• _What to produce_
Extract the passage of the Mexican wolf article between "Mexican Wolf Population" and "past five years.", inclusive, copying it word for word.

• _Text passage_
____________________
Mexican Wolf Population Now Tops 100 in US

The Mexican wolf (Canis lupus baileyi) is a smaller subspecies of gray wolf, typically about the size of a German shepherd. (Image credit: U.S. Fish and Wildlife Service)

Once driven to the brink extinction in the United States, the population of Mexican wolves has doubled in the past five years.

There were at least 109 wild Mexican wolves, or lobos, in the Southwest in 2014, up from 83 in 2013, U.S. Fish and Wildlife Service (FWS) announced Friday (Feb. 13). It's the fifth year in a row the small population has grown. In 2010, there were just 50 Mexican wolves in the wild.

According to the latest wolf census — conducted through radio tracking, aerial surveys and sightings in the field — there are now 19 packs, with at least 53 wolves in New Mexico and 56 wolves in Arizona. The 2014 total also included 38 wild-born pups that survived through the end of the year, FWS officials said in a statement. [In Photos: The Fight Over Gray Wolves' Endangered Status]

The Mexican wolf (Canis lupus baileyi), a smaller subspecies of gray wolf, was hunted out of the wild in the United States by the 1970s.
____________________
(Stored data entries)
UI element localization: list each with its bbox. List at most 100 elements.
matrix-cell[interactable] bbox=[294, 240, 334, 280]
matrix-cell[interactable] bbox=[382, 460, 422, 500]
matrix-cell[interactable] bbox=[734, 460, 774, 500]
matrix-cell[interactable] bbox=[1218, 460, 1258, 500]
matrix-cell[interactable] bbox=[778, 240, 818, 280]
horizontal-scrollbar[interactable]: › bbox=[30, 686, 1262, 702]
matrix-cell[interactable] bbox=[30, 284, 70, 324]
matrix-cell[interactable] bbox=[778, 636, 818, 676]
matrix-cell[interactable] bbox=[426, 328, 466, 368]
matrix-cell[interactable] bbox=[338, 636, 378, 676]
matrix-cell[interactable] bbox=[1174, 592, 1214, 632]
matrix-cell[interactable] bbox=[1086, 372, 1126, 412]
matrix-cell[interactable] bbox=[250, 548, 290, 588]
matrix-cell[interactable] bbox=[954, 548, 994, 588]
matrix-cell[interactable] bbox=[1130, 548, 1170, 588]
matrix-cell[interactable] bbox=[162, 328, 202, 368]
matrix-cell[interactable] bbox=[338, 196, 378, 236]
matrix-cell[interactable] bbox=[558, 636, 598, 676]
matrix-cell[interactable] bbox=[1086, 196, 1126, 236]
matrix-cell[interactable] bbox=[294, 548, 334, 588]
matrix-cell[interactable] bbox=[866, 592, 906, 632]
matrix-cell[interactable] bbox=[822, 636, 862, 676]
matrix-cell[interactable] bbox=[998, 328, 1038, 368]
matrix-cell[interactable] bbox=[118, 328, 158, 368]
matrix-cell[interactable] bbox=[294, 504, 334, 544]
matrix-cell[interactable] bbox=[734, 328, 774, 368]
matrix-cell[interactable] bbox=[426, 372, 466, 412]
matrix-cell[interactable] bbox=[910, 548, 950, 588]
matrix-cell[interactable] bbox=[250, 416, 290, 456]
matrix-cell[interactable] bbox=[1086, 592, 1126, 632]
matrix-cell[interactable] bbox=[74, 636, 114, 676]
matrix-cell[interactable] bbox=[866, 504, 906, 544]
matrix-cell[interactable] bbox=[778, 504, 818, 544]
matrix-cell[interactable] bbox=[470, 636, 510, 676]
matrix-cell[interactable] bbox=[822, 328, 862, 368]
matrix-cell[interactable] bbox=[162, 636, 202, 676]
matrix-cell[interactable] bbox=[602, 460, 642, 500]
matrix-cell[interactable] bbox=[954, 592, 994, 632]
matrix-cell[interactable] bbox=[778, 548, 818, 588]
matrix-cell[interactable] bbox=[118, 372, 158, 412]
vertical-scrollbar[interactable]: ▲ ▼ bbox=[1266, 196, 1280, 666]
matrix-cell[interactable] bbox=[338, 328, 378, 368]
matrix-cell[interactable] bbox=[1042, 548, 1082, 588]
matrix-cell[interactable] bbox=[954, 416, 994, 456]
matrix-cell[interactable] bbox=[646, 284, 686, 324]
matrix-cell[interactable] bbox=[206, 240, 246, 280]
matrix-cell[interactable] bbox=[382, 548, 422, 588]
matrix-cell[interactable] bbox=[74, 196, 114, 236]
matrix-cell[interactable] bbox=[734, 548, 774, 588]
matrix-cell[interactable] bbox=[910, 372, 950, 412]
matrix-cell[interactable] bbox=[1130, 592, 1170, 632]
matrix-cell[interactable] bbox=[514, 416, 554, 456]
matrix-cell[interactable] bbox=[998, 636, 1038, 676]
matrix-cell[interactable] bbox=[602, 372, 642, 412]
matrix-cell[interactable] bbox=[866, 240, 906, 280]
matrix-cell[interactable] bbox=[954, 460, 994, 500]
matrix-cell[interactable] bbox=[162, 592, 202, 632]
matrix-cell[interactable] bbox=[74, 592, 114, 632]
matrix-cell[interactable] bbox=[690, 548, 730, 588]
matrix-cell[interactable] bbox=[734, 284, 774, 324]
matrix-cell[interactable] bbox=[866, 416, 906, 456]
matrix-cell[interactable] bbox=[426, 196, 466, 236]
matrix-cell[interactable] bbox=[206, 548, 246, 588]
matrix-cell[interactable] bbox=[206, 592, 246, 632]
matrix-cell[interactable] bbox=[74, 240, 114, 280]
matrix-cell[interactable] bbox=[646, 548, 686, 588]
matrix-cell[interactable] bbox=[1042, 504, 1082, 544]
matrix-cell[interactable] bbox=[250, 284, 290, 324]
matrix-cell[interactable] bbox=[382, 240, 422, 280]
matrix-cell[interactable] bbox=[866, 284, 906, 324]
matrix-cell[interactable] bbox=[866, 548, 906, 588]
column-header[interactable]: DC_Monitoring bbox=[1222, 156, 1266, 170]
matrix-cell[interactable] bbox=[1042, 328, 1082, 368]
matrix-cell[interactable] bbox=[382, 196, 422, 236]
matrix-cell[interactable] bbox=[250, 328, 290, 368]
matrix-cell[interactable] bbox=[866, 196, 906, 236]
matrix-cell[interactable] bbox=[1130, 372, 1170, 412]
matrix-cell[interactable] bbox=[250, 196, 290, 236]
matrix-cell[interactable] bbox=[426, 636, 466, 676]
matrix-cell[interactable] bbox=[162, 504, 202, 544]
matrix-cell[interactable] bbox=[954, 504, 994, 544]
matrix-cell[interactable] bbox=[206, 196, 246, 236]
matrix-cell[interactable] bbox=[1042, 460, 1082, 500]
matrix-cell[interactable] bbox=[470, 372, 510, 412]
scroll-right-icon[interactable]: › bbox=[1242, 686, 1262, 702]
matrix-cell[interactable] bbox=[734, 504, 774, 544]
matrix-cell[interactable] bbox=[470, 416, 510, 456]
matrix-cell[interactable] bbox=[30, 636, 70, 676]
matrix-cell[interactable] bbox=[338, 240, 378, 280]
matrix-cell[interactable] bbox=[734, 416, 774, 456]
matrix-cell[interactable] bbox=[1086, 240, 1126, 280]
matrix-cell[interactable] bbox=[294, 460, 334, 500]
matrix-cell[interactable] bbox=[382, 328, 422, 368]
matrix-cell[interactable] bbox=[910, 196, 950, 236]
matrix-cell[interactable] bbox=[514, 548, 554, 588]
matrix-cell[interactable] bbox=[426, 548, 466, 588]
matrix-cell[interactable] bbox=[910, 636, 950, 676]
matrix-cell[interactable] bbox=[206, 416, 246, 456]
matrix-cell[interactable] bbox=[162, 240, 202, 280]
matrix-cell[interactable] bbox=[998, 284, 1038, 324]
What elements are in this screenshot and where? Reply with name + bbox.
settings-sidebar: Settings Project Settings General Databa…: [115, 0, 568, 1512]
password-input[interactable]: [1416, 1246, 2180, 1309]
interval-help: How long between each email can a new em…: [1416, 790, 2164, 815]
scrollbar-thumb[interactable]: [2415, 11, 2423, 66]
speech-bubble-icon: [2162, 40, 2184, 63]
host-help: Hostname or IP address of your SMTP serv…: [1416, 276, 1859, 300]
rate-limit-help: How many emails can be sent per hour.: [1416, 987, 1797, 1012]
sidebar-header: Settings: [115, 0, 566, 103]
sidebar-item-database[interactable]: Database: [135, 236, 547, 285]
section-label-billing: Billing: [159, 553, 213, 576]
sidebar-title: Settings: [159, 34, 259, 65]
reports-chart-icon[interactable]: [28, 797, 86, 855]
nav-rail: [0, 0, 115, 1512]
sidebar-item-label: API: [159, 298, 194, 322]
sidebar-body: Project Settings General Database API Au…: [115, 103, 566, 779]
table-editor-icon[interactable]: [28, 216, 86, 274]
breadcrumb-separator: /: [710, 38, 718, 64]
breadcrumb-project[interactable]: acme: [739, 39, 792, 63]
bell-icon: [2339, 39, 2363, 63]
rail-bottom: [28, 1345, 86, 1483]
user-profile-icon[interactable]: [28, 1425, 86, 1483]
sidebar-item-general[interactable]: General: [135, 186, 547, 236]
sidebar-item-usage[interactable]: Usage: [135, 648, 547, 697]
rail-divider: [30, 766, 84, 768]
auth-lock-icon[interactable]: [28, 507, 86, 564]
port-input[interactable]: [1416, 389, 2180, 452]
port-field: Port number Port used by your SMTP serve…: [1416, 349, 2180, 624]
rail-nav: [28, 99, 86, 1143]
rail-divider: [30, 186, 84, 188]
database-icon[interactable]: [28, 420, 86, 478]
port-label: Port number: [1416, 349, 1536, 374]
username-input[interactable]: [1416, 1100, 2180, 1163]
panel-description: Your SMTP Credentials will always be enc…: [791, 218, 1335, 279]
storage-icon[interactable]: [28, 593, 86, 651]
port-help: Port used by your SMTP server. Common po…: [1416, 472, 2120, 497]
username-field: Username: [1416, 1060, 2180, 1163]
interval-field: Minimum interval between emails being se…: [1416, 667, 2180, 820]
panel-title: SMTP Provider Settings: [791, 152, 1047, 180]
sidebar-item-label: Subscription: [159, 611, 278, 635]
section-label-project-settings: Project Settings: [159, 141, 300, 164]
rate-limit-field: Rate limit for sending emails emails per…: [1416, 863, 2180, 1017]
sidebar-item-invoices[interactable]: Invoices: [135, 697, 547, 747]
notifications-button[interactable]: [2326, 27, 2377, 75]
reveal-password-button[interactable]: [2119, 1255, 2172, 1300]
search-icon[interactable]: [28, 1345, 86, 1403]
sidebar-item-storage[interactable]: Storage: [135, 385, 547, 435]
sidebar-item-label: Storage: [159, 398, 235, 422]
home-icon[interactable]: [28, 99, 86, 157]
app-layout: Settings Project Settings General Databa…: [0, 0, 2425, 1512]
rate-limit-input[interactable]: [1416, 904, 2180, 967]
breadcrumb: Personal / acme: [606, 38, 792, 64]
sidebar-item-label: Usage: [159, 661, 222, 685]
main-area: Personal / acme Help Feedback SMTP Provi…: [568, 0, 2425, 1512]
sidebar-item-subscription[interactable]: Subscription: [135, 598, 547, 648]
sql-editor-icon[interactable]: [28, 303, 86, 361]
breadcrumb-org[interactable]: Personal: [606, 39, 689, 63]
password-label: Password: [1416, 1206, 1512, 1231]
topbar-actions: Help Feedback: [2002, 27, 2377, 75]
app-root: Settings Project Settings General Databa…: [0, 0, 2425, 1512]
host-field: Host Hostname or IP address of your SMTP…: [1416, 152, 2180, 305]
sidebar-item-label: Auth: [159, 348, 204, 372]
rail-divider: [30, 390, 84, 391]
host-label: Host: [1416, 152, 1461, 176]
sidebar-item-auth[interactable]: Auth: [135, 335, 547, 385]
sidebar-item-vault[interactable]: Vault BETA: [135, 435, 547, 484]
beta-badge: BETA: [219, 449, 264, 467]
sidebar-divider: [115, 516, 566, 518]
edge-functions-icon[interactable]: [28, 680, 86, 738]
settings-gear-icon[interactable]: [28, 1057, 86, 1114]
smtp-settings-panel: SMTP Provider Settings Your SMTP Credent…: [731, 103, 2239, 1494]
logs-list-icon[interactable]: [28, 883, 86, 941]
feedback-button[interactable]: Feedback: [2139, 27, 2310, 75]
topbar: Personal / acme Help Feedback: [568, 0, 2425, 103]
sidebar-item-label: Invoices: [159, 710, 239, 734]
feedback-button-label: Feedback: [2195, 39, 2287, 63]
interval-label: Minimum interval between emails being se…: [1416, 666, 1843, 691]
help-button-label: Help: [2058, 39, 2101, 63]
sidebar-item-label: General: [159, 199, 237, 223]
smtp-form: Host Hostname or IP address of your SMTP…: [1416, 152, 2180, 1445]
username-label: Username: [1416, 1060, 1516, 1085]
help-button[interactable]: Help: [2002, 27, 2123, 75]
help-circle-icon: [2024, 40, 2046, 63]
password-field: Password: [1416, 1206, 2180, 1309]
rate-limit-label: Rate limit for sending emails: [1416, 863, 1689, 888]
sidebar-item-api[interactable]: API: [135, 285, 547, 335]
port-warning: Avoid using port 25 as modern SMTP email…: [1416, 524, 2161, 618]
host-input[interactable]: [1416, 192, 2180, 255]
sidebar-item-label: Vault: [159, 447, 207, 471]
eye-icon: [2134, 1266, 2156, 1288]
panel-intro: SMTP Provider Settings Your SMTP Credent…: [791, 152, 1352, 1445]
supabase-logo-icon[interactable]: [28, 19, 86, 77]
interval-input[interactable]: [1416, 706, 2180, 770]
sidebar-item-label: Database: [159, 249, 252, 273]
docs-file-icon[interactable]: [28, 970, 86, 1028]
____________________
• _Written reply_
Mexican Wolf Population Now Tops 100 in US

The Mexican wolf (Canis lupus baileyi) is a smaller subspecies of gray wolf, typically about the size of a German shepherd. (Image credit: U.S. Fish and Wildlife Service)

Once driven to the brink extinction in the United States, the population of Mexican wolves has doubled in the past five years.